• WORK TO DO: Repeat every line of the listing below exactly, minus the pictures.

• DATA FOR THE TASK:
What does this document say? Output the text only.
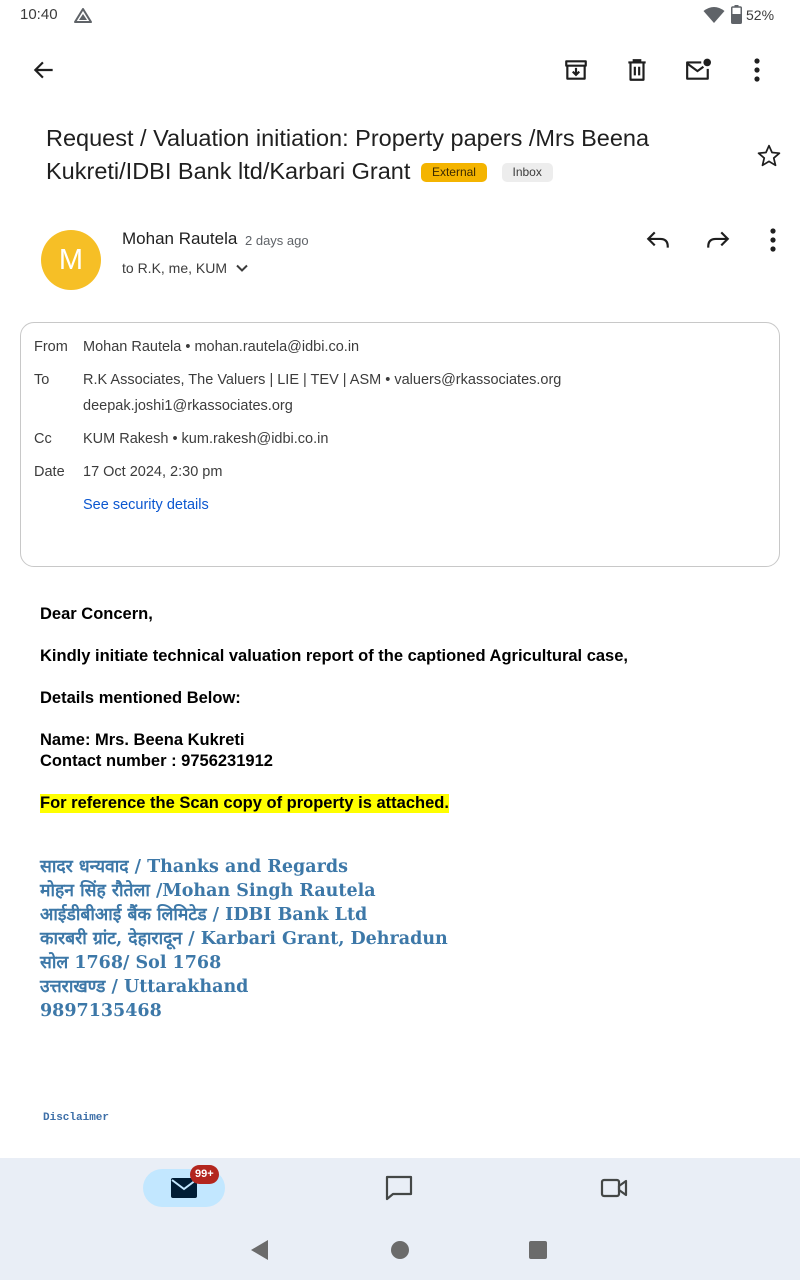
10:40	52%
Request / Valuation initiation: Property papers /Mrs Beena Kukreti/IDBI Bank ltd/Karbari Grant External	Inbox
M
Mohan Rautela 2 days ago
to R.K, me, KUM
From Mohan Rautela • mohan.rautela@idbi.co.in
To R.K Associates, The Valuers | LIE | TEV | ASM • valuers@rkassociates.org
deepak.joshi1@rkassociates.org
Cc KUM Rakesh • kum.rakesh@idbi.co.in
Date 17 Oct 2024, 2:30 pm
See security details
Dear Concern,
Kindly initiate technical valuation report of the captioned Agricultural case,
Details mentioned Below:
Name: Mrs. Beena Kukreti
Contact number : 9756231912
For reference the Scan copy of property is attached.
सादर धन्यवाद / Thanks and Regards
मोहन सिंह रौतेला /Mohan Singh Rautela
आईडीबीआई बैंक लिमिटेड / IDBI Bank Ltd
कारबरी ग्रांट, देहारादून / Karbari Grant, Dehradun
सोल 1768/ Sol 1768
उत्तराखण्ड / Uttarakhand
9897135468
Disclaimer
99+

• EXPECTED OUTPUT:
What does this document say? Output the text only.
10:40	52%
Request / Valuation initiation: Property papers /Mrs Beena Kukreti/IDBI Bank ltd/Karbari Grant External	Inbox
M
Mohan Rautela 2 days ago
to R.K, me, KUM
From Mohan Rautela • mohan.rautela@idbi.co.in
To R.K Associates, The Valuers | LIE | TEV | ASM • valuers@rkassociates.org
deepak.joshi1@rkassociates.org
Cc KUM Rakesh • kum.rakesh@idbi.co.in
Date 17 Oct 2024, 2:30 pm
See security details
Dear Concern,
Kindly initiate technical valuation report of the captioned Agricultural case,
Details mentioned Below:
Name: Mrs. Beena Kukreti
Contact number : 9756231912
For reference the Scan copy of property is attached.
सादर धन्यवाद / Thanks and Regards
मोहन सिंह रौतेला /Mohan Singh Rautela
आईडीबीआई बैंक लिमिटेड / IDBI Bank Ltd
कारबरी ग्रांट, देहारादून / Karbari Grant, Dehradun
सोल 1768/ Sol 1768
उत्तराखण्ड / Uttarakhand
9897135468
Disclaimer
99+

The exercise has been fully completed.